(DIRECTIVE)
Which lines contain the string "name"? Please list every one of them.

==== GIVEN INFORMATION ====

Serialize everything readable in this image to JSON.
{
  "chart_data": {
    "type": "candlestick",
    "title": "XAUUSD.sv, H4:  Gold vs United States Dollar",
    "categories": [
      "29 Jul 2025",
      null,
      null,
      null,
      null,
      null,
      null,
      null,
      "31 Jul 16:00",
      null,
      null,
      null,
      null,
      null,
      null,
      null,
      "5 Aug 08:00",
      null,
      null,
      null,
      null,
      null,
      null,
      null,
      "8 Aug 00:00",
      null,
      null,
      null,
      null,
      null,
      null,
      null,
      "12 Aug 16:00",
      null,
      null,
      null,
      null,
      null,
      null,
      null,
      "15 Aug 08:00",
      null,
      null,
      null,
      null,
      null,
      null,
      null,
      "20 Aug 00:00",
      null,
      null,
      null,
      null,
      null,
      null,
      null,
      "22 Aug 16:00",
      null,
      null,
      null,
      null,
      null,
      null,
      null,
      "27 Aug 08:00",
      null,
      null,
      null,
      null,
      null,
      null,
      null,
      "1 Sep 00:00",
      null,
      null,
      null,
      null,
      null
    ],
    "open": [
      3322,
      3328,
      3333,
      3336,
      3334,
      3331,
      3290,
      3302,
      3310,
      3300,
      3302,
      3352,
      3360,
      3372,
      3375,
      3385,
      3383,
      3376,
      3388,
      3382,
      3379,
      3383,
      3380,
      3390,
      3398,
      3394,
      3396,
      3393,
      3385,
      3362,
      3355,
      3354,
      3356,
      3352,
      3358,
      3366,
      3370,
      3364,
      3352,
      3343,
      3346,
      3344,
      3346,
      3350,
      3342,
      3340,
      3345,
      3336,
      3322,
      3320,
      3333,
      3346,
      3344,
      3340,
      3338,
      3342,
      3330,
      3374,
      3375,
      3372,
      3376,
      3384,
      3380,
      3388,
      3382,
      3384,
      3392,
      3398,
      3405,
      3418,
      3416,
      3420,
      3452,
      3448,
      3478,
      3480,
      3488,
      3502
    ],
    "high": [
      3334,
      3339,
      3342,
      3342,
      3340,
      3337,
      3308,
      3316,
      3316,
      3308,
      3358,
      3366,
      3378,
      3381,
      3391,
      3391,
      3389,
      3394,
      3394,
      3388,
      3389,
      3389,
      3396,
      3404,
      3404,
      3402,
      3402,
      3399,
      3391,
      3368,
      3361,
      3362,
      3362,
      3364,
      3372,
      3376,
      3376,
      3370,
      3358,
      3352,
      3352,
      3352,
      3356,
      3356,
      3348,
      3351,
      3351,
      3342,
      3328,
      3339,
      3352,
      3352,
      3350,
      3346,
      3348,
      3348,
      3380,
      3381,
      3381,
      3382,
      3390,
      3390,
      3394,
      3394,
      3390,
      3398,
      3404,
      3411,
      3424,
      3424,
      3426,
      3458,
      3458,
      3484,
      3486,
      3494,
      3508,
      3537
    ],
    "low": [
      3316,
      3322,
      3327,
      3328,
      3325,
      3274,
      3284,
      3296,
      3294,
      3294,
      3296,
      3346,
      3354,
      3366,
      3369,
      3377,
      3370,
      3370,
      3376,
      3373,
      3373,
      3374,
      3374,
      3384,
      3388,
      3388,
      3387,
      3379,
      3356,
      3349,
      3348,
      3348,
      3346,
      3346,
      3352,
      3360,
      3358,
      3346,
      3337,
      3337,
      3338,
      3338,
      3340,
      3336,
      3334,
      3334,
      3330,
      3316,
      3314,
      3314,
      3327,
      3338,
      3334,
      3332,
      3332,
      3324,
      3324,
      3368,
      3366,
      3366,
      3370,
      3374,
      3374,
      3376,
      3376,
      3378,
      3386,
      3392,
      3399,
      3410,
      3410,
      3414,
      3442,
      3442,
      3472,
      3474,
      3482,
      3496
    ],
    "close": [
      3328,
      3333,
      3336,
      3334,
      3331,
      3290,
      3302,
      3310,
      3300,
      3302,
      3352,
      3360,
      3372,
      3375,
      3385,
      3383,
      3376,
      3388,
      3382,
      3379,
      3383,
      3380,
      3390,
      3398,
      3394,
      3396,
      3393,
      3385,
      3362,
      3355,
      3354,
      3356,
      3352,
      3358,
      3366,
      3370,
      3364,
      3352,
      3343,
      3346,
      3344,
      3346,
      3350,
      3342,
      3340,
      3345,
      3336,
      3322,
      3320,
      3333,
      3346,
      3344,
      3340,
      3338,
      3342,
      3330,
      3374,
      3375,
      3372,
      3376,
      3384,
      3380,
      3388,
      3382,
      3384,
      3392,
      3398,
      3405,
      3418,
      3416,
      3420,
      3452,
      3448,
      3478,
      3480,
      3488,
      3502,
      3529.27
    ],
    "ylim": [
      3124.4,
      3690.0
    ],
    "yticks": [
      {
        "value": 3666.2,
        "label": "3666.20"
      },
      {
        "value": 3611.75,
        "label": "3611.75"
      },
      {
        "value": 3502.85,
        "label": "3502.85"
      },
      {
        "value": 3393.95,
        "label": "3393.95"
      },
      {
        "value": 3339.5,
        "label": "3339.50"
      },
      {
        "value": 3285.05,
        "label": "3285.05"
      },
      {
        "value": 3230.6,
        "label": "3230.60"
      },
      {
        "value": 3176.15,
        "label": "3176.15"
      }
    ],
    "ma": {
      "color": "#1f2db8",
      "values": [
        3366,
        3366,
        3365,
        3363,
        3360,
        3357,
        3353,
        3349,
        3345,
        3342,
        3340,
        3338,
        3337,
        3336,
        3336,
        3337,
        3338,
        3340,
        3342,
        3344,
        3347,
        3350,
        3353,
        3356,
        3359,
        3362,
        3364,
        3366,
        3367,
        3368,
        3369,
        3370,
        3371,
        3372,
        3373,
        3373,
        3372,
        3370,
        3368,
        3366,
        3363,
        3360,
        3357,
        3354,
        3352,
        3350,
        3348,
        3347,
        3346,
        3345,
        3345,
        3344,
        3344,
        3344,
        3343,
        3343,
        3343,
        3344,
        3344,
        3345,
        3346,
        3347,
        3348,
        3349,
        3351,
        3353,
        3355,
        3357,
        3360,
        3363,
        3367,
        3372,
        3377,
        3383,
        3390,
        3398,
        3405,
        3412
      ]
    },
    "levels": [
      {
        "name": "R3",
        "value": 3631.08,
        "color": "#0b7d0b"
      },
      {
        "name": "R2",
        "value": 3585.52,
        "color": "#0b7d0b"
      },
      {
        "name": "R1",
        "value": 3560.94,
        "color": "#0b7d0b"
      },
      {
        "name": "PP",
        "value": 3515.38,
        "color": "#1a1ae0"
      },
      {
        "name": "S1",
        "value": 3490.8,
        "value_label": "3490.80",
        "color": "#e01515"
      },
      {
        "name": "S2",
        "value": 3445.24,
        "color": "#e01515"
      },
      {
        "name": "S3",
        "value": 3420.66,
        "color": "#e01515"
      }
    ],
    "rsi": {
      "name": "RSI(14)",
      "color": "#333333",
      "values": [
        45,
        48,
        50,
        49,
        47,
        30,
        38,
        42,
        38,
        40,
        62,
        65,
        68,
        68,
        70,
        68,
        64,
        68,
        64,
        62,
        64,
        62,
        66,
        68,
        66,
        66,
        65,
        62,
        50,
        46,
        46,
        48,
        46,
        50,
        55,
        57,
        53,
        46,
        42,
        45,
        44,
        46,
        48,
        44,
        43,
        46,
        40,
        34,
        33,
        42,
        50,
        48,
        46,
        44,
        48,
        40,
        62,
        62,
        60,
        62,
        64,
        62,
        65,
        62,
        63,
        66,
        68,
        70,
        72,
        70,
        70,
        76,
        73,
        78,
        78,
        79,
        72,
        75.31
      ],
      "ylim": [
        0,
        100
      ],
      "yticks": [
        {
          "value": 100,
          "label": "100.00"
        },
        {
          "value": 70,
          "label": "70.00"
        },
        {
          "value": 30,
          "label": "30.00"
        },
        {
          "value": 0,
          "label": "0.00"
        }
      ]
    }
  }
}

====

(SOLUTION)
        "name": "R3",
        "name": "R2",
        "name": "R1",
        "name": "PP",
        "name": "S1",
        "name": "S2",
        "name": "S3",
      "name": "RSI(14)",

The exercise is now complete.